Beneath this task is a listing; retype all of it exactly.

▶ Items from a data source
* * * * * * *

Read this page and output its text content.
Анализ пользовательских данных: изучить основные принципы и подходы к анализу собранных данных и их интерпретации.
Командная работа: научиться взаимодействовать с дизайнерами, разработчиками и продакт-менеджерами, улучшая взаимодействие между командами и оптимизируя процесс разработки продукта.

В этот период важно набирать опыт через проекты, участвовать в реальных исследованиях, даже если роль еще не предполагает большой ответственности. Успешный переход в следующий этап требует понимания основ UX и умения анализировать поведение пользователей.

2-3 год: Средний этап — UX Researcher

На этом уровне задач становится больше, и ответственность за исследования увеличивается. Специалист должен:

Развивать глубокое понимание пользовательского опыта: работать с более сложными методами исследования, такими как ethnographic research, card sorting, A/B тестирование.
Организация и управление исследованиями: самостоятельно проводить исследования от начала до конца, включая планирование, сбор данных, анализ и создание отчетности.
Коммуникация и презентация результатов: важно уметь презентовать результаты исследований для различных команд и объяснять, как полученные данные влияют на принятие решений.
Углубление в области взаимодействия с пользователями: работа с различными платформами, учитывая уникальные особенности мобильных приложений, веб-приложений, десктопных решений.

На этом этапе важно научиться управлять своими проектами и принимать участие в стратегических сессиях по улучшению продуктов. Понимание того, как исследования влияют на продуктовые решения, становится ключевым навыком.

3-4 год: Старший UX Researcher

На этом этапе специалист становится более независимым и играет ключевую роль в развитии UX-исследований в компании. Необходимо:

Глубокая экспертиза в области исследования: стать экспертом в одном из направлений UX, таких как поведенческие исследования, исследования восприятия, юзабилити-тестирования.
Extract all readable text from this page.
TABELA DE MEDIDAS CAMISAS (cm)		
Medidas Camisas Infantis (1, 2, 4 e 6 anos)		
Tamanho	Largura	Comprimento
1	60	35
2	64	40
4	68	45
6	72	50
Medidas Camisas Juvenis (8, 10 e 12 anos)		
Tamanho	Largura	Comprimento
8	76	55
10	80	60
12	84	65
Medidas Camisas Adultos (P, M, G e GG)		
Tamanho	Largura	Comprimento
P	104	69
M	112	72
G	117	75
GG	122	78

* * * * * * *

▶ EXERCISE OUTPUT
Read this page and output its text content.
Анализ пользовательских данных: изучить основные принципы и подходы к анализу собранных данных и их интерпретации.
Командная работа: научиться взаимодействовать с дизайнерами, разработчиками и продакт-менеджерами, улучшая взаимодействие между командами и оптимизируя процесс разработки продукта.

В этот период важно набирать опыт через проекты, участвовать в реальных исследованиях, даже если роль еще не предполагает большой ответственности. Успешный переход в следующий этап требует понимания основ UX и умения анализировать поведение пользователей.

2-3 год: Средний этап — UX Researcher

На этом уровне задач становится больше, и ответственность за исследования увеличивается. Специалист должен:

Развивать глубокое понимание пользовательского опыта: работать с более сложными методами исследования, такими как ethnographic research, card sorting, A/B тестирование.
Организация и управление исследованиями: самостоятельно проводить исследования от начала до конца, включая планирование, сбор данных, анализ и создание отчетности.
Коммуникация и презентация результатов: важно уметь презентовать результаты исследований для различных команд и объяснять, как полученные данные влияют на принятие решений.
Углубление в области взаимодействия с пользователями: работа с различными платформами, учитывая уникальные особенности мобильных приложений, веб-приложений, десктопных решений.

На этом этапе важно научиться управлять своими проектами и принимать участие в стратегических сессиях по улучшению продуктов. Понимание того, как исследования влияют на продуктовые решения, становится ключевым навыком.

3-4 год: Старший UX Researcher

На этом этапе специалист становится более независимым и играет ключевую роль в развитии UX-исследований в компании. Необходимо:

Глубокая экспертиза в области исследования: стать экспертом в одном из направлений UX, таких как поведенческие исследования, исследования восприятия, юзабилити-тестирования.
Extract all readable text from this page.
TABELA DE MEDIDAS CAMISAS (cm)		
Medidas Camisas Infantis (1, 2, 4 e 6 anos)		
Tamanho	Largura	Comprimento
1	60	35
2	64	40
4	68	45
6	72	50
Medidas Camisas Juvenis (8, 10 e 12 anos)		
Tamanho	Largura	Comprimento
8	76	55
10	80	60
12	84	65
Medidas Camisas Adultos (P, M, G e GG)		
Tamanho	Largura	Comprimento
P	104	69
M	112	72
G	117	75
GG	122	78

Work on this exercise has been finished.